>> Start SUPPLIED MATERIAL

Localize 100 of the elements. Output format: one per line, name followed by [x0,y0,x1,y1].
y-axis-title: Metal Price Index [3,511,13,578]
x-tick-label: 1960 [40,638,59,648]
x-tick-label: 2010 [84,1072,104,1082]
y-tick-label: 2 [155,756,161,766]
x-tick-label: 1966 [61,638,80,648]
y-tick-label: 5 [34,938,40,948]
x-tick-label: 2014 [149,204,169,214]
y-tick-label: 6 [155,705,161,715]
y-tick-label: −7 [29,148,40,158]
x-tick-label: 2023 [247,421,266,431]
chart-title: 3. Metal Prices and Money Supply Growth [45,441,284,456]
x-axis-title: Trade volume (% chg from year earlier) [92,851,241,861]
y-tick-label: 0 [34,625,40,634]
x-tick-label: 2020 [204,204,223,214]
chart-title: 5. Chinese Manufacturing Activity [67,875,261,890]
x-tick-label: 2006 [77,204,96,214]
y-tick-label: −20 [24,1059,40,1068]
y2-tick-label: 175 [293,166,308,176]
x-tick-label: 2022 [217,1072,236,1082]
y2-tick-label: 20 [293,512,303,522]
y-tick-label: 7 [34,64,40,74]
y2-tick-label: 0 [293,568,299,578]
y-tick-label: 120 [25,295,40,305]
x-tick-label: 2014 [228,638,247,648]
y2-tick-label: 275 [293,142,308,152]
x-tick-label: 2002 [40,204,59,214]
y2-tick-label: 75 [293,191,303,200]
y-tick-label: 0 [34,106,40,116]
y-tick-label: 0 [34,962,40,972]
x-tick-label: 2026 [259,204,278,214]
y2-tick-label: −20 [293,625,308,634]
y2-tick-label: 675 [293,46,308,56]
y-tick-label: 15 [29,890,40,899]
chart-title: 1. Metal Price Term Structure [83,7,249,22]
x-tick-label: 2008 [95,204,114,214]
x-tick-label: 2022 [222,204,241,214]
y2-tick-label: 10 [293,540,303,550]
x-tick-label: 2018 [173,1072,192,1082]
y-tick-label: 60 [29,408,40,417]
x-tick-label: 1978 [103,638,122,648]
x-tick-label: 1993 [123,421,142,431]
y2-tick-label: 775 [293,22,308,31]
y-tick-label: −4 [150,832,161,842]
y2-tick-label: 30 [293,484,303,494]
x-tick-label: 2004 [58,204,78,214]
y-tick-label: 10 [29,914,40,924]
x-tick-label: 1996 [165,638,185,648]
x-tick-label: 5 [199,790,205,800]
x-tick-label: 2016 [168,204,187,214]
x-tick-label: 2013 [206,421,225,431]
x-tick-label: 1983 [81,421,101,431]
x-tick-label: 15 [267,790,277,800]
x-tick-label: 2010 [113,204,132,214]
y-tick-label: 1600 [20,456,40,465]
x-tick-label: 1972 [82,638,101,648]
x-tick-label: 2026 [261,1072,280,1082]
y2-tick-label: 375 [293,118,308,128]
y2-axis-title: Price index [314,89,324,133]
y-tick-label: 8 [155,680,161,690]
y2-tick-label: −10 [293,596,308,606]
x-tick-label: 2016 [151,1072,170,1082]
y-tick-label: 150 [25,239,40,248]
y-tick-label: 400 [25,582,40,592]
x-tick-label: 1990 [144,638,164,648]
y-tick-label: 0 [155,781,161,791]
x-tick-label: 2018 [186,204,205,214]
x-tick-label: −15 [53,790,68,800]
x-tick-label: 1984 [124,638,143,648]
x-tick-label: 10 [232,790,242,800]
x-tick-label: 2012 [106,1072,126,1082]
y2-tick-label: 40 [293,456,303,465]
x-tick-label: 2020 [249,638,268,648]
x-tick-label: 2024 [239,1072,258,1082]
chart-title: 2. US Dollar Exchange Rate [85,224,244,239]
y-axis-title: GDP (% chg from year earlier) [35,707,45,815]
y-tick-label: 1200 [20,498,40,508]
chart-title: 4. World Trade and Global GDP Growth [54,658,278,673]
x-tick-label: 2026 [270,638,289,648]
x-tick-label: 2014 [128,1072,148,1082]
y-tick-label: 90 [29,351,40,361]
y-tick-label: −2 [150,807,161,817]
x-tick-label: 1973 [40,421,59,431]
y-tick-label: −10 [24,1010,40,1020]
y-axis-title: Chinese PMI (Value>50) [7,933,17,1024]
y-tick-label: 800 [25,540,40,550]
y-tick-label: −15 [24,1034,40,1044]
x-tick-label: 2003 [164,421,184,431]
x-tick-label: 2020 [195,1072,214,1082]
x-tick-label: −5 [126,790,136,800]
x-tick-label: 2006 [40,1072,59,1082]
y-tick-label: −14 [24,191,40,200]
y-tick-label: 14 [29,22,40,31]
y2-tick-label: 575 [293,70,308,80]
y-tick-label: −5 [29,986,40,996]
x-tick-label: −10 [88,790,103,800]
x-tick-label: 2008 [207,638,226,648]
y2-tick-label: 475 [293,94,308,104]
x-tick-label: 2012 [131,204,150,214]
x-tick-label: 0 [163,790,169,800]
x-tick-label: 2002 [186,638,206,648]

>> End SUPPLIED MATERIAL

Show every line of the listing above that contains the string "title", matching case exactly.

ANSWER FOR THE TASK ->
y-axis-title: Metal Price Index [3,511,13,578]
chart-title: 3. Metal Prices and Money Supply Growth [45,441,284,456]
x-axis-title: Trade volume (% chg from year earlier) [92,851,241,861]
chart-title: 5. Chinese Manufacturing Activity [67,875,261,890]
chart-title: 1. Metal Price Term Structure [83,7,249,22]
y2-axis-title: Price index [314,89,324,133]
chart-title: 2. US Dollar Exchange Rate [85,224,244,239]
y-axis-title: GDP (% chg from year earlier) [35,707,45,815]
chart-title: 4. World Trade and Global GDP Growth [54,658,278,673]
y-axis-title: Chinese PMI (Value>50) [7,933,17,1024]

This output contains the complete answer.